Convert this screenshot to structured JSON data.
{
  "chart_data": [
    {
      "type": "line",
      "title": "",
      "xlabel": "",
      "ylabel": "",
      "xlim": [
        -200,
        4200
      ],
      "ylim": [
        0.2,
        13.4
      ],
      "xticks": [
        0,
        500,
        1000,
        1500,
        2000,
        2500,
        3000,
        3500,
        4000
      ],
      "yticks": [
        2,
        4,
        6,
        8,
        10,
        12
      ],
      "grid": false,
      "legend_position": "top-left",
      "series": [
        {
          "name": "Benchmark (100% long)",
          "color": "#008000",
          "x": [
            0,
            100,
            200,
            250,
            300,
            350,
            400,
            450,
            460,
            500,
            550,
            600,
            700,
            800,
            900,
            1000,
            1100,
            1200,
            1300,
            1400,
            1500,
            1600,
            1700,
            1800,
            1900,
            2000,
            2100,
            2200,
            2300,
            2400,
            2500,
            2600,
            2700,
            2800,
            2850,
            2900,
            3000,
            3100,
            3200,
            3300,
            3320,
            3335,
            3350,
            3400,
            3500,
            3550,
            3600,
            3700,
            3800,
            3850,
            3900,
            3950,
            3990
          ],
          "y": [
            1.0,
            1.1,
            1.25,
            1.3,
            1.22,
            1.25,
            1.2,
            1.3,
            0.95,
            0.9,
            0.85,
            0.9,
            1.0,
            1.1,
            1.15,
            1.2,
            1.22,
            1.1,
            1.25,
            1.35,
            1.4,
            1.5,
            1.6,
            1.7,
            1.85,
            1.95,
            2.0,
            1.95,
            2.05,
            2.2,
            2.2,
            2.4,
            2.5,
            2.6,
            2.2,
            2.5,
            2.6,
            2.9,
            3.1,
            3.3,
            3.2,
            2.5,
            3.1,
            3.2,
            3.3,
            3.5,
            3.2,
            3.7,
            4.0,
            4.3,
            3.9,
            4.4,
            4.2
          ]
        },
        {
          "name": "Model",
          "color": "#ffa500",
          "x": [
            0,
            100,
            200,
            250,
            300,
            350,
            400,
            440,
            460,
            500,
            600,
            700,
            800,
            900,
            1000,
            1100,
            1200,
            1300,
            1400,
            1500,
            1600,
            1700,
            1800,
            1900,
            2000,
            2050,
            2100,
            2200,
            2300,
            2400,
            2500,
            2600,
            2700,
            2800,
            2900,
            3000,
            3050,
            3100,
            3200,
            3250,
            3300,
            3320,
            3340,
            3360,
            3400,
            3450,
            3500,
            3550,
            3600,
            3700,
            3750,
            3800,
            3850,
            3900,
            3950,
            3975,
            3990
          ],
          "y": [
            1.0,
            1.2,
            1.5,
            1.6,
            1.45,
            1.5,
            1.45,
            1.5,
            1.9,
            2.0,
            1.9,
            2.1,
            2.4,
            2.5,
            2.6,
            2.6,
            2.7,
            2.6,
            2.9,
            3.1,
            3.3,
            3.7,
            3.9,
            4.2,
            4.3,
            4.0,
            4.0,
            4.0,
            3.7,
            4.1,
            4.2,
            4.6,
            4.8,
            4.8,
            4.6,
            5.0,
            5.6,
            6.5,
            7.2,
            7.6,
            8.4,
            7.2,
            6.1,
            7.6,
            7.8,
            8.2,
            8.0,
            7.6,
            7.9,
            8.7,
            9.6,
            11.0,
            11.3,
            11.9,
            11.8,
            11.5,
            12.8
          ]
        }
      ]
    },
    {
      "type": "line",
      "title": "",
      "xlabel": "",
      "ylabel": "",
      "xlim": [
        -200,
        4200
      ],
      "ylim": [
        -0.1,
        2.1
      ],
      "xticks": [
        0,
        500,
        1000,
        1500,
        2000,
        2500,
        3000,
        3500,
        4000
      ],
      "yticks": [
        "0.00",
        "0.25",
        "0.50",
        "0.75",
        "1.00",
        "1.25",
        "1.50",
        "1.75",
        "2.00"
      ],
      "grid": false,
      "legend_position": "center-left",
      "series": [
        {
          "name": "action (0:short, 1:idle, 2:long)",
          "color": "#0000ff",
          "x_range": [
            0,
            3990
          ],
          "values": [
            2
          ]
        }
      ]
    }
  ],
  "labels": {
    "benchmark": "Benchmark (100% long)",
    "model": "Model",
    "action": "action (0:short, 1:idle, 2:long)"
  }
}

To do: Return each line that includes "color".

Answer below:
          "color": "#008000",
          "color": "#ffa500",
          "color": "#0000ff",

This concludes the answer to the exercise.